▶ _EXCERPTED PASSAGE_:
• • • • • • •
Organismic Biology
Organismic biology is the tradition in biology that studies living things as organized wholes rather than as assemblies of independently analyzable parts. It stands in opposition to reductionist approaches that treat organisms as machines whose behavior can be fully explained by the properties of their molecules. The tradition traces back to German morphologists and embryologists of the late nineteenth and early twentieth centuries — figures such as Hans Driesch, whose experiments on sea urchin development showed that a bisected embryo could regulate and produce a complete organism, and Johannes von Uexküll, who argued that every organism inhabits a self-defined Umwelt (surrounding world) structured by its own sensory and motor capacities.
The core commitment of organismic biology is that organization is irreducible. An organism is not a bag of chemicals; it is a system whose parts are what they are because of their place in the whole. Remove a heart from a body and it is no longer a heart in the functional sense — it is a piece of muscle tissue. The properties that matter for understanding life are relational, not intrinsic. This insight, developed before the language of systems theory existed, provided the conceptual seedbed from which Ludwig von Bertalanffy's general systems theory would grow.
Organismic biology was often caricatured by its critics as vitalism — the doctrine that living things possess a non-physical life force. But the leading figures of the tradition explicitly rejected vitalism. Their argument was not that organisms defy physics but that physics, as then conceived, was insufficient to describe them. The challenge was not to add a new force but to develop a new conceptual vocabulary — one capable of describing wholes, boundaries, regulation, and self-maintenance. That vocabulary would eventually be supplied by systems theory, cybernetics, and autopoiesis.
• • • • • • •
▶ _SET OF TASKS_:
**1.** In the passage on organismic biology, what did Hans Driesch's experiments on sea urchin development show?
**2.** According to the passage on organismic biology, what must the new conceptual vocabulary be capable of describing? List every item.
**3.** Do these statements agree with the passage on organismic biology? (a) The leading figures of the tradition endorsed vitalism. (b) Johannes von Uexküll held that every organism inhabits a self-defined Umwelt. (c) A heart removed from a body is still a heart in the functional sense.
Rely only on the passage on organismic biology.

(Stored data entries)
• • • • • • •
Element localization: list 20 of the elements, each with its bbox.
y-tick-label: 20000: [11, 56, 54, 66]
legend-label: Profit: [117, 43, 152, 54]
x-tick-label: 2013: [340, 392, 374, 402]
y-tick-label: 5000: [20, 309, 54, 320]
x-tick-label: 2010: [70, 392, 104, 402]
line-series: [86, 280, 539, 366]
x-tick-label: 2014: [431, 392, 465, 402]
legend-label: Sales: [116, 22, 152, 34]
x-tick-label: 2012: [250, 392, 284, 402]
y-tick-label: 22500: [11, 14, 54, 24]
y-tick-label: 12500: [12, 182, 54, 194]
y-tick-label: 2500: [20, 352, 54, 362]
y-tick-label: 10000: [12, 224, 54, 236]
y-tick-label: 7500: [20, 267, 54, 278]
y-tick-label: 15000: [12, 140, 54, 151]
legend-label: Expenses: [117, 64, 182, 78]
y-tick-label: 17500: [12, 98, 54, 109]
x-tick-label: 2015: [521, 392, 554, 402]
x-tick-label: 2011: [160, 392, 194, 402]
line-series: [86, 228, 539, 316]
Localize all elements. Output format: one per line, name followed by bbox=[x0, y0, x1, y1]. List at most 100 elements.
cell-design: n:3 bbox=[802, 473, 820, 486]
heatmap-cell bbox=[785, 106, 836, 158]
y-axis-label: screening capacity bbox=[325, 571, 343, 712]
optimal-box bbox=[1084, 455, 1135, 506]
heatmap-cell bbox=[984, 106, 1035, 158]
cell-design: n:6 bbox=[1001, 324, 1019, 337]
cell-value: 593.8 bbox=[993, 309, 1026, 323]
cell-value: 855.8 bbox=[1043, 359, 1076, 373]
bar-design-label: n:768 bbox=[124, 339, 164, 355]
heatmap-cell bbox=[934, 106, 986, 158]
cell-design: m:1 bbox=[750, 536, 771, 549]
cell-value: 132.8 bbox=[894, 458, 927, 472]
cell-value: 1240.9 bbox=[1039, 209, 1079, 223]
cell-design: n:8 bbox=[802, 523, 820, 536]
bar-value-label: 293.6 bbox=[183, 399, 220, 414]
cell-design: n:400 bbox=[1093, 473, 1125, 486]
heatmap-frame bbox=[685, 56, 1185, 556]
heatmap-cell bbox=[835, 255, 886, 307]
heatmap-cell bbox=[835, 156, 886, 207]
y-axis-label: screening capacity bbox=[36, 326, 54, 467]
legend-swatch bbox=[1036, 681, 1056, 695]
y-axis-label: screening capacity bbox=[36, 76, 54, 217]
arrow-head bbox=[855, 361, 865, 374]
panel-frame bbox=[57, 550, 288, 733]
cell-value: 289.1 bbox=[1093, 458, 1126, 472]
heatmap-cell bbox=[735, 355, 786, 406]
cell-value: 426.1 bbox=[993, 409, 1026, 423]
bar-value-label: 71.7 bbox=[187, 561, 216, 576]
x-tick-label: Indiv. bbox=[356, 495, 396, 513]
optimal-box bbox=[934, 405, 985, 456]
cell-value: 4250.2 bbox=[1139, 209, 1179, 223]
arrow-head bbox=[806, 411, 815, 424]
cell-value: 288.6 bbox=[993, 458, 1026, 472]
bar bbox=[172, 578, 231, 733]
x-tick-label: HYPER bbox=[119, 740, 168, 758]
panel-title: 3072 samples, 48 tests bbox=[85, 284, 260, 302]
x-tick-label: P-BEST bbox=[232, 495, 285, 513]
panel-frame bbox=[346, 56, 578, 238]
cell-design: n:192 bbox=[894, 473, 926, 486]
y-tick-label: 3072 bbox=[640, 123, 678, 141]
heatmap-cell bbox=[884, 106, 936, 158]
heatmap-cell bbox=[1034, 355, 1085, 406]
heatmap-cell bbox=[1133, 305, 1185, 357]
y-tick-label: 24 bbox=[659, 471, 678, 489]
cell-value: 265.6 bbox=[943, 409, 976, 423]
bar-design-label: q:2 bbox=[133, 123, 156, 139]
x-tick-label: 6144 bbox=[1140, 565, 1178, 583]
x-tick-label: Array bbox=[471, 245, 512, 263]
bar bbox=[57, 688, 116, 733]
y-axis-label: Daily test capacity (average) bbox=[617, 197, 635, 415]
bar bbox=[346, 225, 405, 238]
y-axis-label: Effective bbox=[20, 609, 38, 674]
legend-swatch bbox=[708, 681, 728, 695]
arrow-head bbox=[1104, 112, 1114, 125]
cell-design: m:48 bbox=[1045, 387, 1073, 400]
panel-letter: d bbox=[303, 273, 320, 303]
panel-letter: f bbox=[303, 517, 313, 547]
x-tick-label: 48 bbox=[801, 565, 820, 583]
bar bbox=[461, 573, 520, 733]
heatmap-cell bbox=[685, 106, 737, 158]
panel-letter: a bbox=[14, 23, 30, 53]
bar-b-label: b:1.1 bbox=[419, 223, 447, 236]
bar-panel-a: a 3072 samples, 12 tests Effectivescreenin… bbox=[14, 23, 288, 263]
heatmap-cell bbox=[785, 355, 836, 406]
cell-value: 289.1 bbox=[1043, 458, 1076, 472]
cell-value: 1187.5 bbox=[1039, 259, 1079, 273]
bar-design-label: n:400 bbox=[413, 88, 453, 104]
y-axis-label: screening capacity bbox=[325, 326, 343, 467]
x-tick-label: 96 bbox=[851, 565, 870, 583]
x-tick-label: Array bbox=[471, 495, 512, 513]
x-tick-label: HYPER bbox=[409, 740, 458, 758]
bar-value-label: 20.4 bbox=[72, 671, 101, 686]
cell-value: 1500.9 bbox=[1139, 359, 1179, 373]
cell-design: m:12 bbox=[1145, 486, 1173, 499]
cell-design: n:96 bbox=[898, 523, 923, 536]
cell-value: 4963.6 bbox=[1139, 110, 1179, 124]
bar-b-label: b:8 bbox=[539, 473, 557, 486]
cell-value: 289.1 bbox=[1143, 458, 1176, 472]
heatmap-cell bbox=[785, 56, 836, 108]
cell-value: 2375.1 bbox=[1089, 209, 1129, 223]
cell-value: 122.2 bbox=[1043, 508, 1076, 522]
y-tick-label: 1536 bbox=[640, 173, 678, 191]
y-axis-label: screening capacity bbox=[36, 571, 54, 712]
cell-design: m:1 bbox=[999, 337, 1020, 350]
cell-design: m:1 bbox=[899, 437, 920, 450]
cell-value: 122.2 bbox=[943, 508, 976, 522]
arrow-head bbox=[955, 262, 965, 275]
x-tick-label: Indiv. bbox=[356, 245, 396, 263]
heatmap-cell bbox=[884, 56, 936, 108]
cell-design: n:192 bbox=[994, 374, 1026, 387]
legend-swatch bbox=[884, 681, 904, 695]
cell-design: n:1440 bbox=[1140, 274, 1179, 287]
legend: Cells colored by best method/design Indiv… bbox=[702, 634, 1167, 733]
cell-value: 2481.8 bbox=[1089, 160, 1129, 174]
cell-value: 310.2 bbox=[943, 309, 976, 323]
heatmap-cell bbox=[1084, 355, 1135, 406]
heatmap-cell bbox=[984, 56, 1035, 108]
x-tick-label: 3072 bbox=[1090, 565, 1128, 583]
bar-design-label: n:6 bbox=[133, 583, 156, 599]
• • • • • • •
▶ _OUTPUTS BY TASK_:
**1.** They showed that a bisected embryo could regulate and produce a complete organism.

**2.** wholes, boundaries, regulation, self-maintenance

**3.**
(a) No: "the leading figures of the tradition explicitly rejected vitalism"
(b) Yes: "every organism inhabits a self-defined Umwelt (surrounding world)"
(c) No: "it is no longer a heart in the functional sense"